* Your goal *
Locate and copy all lines bearing the word "this".

Saved entries
____

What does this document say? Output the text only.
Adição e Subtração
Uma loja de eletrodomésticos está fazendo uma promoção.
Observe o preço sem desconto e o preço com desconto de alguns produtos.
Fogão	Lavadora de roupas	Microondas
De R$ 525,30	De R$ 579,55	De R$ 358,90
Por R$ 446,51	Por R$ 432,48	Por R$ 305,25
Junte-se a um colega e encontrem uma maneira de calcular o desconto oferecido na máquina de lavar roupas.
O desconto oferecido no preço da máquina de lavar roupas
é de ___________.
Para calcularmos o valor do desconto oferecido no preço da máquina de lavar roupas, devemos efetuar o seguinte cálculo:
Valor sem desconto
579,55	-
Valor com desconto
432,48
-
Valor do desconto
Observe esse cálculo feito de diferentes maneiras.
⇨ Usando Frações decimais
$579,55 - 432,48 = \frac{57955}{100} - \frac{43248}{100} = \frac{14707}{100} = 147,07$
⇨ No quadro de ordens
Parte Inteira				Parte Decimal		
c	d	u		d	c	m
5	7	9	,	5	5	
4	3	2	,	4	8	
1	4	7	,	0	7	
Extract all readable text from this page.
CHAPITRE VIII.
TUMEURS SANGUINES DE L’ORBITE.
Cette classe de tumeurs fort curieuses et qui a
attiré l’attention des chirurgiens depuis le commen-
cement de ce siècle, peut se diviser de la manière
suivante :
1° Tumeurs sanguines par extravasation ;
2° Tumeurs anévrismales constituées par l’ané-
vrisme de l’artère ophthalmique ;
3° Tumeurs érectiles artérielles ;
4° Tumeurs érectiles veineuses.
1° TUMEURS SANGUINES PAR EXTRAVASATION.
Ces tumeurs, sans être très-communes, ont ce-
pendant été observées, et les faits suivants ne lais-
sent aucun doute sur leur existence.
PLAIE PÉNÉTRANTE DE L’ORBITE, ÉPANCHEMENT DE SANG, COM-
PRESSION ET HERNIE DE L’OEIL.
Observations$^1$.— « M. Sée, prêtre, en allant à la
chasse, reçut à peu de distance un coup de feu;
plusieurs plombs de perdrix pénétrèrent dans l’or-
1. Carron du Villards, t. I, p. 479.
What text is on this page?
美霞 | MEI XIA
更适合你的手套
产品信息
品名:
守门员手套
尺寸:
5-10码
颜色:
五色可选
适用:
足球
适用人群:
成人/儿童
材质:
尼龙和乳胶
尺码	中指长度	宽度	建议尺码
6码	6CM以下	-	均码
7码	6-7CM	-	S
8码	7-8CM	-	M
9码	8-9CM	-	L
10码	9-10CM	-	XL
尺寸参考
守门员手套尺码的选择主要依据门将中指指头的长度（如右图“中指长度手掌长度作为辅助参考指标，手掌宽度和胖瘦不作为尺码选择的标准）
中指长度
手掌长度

____

* Finished exercise *
What does this document say? Output the text only.
Extract all readable text from this page.
What text is on this page?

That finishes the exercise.